### [Source material]
==========

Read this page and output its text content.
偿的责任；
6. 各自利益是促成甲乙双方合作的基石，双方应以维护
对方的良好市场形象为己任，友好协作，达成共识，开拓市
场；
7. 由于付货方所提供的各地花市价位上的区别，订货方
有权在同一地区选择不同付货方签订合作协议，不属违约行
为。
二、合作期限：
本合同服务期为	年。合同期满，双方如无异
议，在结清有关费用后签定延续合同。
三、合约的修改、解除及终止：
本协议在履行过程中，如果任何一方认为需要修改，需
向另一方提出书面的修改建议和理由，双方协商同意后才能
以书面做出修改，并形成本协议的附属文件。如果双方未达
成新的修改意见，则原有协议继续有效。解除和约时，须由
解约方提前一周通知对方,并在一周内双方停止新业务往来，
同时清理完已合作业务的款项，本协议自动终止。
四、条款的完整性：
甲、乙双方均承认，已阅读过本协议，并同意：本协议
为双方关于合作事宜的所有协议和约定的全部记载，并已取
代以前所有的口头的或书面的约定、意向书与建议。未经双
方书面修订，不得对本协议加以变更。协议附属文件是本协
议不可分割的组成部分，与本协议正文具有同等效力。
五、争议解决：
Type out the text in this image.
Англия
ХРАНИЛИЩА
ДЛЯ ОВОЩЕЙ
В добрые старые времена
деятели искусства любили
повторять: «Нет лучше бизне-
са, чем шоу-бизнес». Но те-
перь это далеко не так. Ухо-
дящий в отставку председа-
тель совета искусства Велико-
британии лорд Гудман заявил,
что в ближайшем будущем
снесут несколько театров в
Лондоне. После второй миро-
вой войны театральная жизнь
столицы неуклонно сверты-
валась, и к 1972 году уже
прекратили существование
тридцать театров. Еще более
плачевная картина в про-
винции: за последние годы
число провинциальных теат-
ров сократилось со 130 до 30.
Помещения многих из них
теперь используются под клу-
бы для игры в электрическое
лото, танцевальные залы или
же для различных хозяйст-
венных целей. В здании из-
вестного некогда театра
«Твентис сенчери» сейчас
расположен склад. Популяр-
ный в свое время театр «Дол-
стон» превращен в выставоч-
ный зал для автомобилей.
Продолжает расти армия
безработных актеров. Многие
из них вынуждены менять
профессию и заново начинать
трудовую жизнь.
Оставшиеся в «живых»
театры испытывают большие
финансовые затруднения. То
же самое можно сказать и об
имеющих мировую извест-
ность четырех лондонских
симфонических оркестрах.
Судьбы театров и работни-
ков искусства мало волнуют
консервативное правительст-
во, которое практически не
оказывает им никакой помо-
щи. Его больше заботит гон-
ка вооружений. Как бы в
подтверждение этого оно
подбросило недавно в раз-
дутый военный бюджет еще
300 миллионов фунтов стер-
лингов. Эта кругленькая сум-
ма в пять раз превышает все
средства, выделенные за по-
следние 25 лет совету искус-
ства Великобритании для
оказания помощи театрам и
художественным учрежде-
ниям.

==========

Write out each line of the data above again, exactly as given.

### [The output]
Read this page and output its text content.
偿的责任；
6. 各自利益是促成甲乙双方合作的基石，双方应以维护
对方的良好市场形象为己任，友好协作，达成共识，开拓市
场；
7. 由于付货方所提供的各地花市价位上的区别，订货方
有权在同一地区选择不同付货方签订合作协议，不属违约行
为。
二、合作期限：
本合同服务期为	年。合同期满，双方如无异
议，在结清有关费用后签定延续合同。
三、合约的修改、解除及终止：
本协议在履行过程中，如果任何一方认为需要修改，需
向另一方提出书面的修改建议和理由，双方协商同意后才能
以书面做出修改，并形成本协议的附属文件。如果双方未达
成新的修改意见，则原有协议继续有效。解除和约时，须由
解约方提前一周通知对方,并在一周内双方停止新业务往来，
同时清理完已合作业务的款项，本协议自动终止。
四、条款的完整性：
甲、乙双方均承认，已阅读过本协议，并同意：本协议
为双方关于合作事宜的所有协议和约定的全部记载，并已取
代以前所有的口头的或书面的约定、意向书与建议。未经双
方书面修订，不得对本协议加以变更。协议附属文件是本协
议不可分割的组成部分，与本协议正文具有同等效力。
五、争议解决：
Type out the text in this image.
Англия
ХРАНИЛИЩА
ДЛЯ ОВОЩЕЙ
В добрые старые времена
деятели искусства любили
повторять: «Нет лучше бизне-
са, чем шоу-бизнес». Но те-
перь это далеко не так. Ухо-
дящий в отставку председа-
тель совета искусства Велико-
британии лорд Гудман заявил,
что в ближайшем будущем
снесут несколько театров в
Лондоне. После второй миро-
вой войны театральная жизнь
столицы неуклонно сверты-
валась, и к 1972 году уже
прекратили существование
тридцать театров. Еще более
плачевная картина в про-
винции: за последние годы
число провинциальных теат-
ров сократилось со 130 до 30.
Помещения многих из них
теперь используются под клу-
бы для игры в электрическое
лото, танцевальные залы или
же для различных хозяйст-
венных целей. В здании из-
вестного некогда театра
«Твентис сенчери» сейчас
расположен склад. Популяр-
ный в свое время театр «Дол-
стон» превращен в выставоч-
ный зал для автомобилей.
Продолжает расти армия
безработных актеров. Многие
из них вынуждены менять
профессию и заново начинать
трудовую жизнь.
Оставшиеся в «живых»
театры испытывают большие
финансовые затруднения. То
же самое можно сказать и об
имеющих мировую извест-
ность четырех лондонских
симфонических оркестрах.
Судьбы театров и работни-
ков искусства мало волнуют
консервативное правительст-
во, которое практически не
оказывает им никакой помо-
щи. Его больше заботит гон-
ка вооружений. Как бы в
подтверждение этого оно
подбросило недавно в раз-
дутый военный бюджет еще
300 миллионов фунтов стер-
лингов. Эта кругленькая сум-
ма в пять раз превышает все
средства, выделенные за по-
следние 25 лет совету искус-
ства Великобритании для
оказания помощи театрам и
художественным учрежде-
ниям.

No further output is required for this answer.